__Short task__.
Pick every line with "administracyjnego" from the material below.

__Materials provided__.

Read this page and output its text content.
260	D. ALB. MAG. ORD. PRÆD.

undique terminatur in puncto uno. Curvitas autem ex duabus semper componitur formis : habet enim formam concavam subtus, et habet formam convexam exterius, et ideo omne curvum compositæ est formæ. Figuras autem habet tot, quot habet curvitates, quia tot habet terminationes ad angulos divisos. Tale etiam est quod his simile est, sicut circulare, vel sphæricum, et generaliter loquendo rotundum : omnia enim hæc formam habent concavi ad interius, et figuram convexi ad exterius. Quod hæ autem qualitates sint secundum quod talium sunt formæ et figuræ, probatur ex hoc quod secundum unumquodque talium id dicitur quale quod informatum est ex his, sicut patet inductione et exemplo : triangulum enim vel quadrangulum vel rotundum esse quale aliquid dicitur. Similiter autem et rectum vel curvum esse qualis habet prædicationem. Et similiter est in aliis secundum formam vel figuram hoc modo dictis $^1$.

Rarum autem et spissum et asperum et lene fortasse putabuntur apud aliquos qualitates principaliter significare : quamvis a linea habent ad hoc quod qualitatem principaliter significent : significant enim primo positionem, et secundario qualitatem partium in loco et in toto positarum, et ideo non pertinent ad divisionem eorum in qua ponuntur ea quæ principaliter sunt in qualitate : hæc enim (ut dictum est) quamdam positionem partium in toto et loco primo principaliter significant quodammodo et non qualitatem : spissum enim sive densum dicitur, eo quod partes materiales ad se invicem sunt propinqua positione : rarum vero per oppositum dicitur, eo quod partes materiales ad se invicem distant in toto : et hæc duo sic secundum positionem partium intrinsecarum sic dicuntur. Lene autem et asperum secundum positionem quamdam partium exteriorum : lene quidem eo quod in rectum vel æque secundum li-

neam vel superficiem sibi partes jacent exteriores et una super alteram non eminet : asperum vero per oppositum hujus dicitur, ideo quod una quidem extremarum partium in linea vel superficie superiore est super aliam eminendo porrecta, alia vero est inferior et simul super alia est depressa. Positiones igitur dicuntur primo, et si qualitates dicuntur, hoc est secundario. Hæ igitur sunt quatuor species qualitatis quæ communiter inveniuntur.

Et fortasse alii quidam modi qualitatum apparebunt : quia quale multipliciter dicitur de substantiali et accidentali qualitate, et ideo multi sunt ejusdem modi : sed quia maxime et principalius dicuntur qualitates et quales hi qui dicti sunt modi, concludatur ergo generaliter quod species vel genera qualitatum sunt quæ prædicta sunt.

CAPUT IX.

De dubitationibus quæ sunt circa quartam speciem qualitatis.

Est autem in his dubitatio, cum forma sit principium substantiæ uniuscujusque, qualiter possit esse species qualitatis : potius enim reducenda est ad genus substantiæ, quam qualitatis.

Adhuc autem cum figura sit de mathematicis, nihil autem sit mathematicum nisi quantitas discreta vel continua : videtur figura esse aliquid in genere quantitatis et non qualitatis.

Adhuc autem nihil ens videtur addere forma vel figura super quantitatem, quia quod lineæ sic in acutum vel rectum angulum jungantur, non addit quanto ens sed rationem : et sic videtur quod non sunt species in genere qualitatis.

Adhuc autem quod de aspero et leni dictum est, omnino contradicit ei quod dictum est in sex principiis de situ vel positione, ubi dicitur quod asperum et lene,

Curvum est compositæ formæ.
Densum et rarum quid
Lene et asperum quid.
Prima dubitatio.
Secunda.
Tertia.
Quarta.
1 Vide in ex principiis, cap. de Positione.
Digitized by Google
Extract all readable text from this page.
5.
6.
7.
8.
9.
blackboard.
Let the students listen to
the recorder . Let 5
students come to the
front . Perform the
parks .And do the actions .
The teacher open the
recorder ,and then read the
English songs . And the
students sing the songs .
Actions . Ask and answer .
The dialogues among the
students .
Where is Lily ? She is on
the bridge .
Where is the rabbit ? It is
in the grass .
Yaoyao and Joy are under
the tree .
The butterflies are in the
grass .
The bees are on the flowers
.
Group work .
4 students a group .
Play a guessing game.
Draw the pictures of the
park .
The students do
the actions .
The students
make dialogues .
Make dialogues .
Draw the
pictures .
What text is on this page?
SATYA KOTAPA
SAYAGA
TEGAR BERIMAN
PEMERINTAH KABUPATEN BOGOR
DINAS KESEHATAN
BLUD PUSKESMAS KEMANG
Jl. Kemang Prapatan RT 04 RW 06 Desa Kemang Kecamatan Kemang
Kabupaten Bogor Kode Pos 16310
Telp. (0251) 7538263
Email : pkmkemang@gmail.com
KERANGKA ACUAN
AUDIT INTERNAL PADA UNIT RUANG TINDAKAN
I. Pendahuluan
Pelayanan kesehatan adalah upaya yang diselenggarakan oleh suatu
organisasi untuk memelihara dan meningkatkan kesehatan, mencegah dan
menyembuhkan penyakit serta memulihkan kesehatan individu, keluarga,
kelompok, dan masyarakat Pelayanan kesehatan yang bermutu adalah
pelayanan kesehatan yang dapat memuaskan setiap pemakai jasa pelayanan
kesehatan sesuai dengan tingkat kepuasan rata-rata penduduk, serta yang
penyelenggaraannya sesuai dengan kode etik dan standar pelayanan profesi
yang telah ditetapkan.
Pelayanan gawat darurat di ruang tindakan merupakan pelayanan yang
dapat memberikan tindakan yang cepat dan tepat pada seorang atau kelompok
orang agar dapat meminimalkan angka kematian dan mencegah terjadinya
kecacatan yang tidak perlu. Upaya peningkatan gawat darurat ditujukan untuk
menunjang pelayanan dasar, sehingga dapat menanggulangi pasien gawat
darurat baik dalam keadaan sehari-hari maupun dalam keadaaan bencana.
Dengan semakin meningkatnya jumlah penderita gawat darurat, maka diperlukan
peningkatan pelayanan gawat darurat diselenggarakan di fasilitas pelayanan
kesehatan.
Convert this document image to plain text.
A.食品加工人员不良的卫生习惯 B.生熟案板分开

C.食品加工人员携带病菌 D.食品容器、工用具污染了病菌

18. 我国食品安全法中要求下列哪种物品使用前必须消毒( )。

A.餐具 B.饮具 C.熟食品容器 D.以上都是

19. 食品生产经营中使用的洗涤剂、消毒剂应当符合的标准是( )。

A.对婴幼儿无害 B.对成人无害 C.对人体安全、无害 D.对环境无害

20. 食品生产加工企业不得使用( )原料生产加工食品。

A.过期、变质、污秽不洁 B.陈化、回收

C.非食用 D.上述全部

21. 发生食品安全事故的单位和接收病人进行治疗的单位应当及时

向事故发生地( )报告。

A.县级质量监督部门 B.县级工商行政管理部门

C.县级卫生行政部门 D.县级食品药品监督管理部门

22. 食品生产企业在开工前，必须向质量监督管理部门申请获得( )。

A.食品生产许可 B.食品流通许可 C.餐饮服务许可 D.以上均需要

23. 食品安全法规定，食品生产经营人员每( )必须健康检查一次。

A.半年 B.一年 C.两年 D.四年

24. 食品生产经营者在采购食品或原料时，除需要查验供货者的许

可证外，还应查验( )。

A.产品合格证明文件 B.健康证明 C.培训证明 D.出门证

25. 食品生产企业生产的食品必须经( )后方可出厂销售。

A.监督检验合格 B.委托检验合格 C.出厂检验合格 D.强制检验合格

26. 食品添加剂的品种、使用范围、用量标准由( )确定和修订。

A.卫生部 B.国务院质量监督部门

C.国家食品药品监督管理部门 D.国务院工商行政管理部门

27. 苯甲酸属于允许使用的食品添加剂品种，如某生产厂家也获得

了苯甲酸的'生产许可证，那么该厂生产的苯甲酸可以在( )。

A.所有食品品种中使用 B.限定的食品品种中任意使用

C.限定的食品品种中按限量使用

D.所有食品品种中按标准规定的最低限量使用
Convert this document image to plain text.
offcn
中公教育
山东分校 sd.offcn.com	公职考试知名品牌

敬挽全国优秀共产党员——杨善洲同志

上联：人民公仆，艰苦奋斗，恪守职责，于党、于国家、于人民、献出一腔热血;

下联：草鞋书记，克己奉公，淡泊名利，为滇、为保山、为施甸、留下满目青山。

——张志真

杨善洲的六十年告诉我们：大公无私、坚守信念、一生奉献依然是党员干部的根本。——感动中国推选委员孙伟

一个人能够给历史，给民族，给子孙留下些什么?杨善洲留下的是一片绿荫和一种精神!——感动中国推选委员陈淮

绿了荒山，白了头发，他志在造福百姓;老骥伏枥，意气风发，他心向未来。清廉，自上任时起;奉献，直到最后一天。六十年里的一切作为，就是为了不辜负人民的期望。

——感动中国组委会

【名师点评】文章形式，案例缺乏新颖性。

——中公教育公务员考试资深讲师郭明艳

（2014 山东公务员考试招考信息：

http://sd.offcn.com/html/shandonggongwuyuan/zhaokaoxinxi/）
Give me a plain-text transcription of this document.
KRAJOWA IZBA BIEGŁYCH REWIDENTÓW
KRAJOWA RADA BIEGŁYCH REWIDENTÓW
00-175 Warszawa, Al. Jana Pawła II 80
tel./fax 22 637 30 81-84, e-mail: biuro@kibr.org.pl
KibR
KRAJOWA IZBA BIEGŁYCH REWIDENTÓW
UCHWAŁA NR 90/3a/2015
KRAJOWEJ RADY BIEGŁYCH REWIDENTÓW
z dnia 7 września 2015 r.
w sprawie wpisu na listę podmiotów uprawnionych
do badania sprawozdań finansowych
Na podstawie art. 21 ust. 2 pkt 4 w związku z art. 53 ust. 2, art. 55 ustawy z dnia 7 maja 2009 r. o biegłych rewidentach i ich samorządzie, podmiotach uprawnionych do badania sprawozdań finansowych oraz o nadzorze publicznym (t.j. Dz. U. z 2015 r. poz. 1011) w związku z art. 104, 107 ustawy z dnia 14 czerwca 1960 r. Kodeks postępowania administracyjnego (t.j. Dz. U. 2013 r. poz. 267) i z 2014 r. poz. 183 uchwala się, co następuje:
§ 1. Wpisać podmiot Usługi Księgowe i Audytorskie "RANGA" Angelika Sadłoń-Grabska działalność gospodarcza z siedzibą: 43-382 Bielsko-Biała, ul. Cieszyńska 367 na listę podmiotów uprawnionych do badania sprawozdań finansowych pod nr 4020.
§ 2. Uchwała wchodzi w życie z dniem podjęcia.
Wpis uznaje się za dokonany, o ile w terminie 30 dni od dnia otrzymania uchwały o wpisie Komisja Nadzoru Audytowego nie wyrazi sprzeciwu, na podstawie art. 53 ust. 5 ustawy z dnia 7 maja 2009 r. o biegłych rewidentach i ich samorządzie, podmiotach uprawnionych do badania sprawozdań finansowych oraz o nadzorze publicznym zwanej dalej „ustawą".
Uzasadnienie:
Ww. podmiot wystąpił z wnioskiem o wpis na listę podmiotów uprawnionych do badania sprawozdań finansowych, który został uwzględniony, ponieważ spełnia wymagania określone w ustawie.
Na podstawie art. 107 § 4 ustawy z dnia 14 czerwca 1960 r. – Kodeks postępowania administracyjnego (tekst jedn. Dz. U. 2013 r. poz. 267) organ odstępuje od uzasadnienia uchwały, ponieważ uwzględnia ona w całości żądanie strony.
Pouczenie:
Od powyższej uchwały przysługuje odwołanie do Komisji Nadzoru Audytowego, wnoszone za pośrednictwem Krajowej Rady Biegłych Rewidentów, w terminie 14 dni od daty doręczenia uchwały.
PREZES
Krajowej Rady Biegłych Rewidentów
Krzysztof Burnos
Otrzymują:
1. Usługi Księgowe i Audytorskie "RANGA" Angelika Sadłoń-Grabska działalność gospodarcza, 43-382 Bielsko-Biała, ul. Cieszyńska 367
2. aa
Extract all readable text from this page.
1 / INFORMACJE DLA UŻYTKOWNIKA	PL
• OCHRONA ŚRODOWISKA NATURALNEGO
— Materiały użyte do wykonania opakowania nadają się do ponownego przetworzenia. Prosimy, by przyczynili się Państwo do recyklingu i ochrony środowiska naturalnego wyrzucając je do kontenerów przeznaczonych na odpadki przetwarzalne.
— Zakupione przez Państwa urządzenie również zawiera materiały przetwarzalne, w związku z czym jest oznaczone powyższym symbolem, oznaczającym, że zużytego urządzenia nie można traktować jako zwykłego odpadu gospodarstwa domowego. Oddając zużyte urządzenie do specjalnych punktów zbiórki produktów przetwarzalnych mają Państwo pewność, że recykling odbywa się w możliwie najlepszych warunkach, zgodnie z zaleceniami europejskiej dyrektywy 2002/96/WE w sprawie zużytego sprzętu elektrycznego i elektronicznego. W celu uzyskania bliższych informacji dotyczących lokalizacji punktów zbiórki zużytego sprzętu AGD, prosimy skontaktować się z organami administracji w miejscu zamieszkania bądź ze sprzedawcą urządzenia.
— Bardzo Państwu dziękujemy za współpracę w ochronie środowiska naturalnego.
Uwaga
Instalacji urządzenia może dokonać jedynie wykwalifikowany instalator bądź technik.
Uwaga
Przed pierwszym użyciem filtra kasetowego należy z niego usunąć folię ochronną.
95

__Result for this task__.
Na podstawie art. 21 ust. 2 pkt 4 w związku z art. 53 ust. 2, art. 55 ustawy z dnia 7 maja 2009 r. o biegłych rewidentach i ich samorządzie, podmiotach uprawnionych do badania sprawozdań finansowych oraz o nadzorze publicznym (t.j. Dz. U. z 2015 r. poz. 1011) w związku z art. 104, 107 ustawy z dnia 14 czerwca 1960 r. Kodeks postępowania administracyjnego (t.j. Dz. U. 2013 r. poz. 267) i z 2014 r. poz. 183 uchwala się, co następuje:
Na podstawie art. 107 § 4 ustawy z dnia 14 czerwca 1960 r. – Kodeks postępowania administracyjnego (tekst jedn. Dz. U. 2013 r. poz. 267) organ odstępuje od uzasadnienia uchwały, ponieważ uwzględnia ona w całości żądanie strony.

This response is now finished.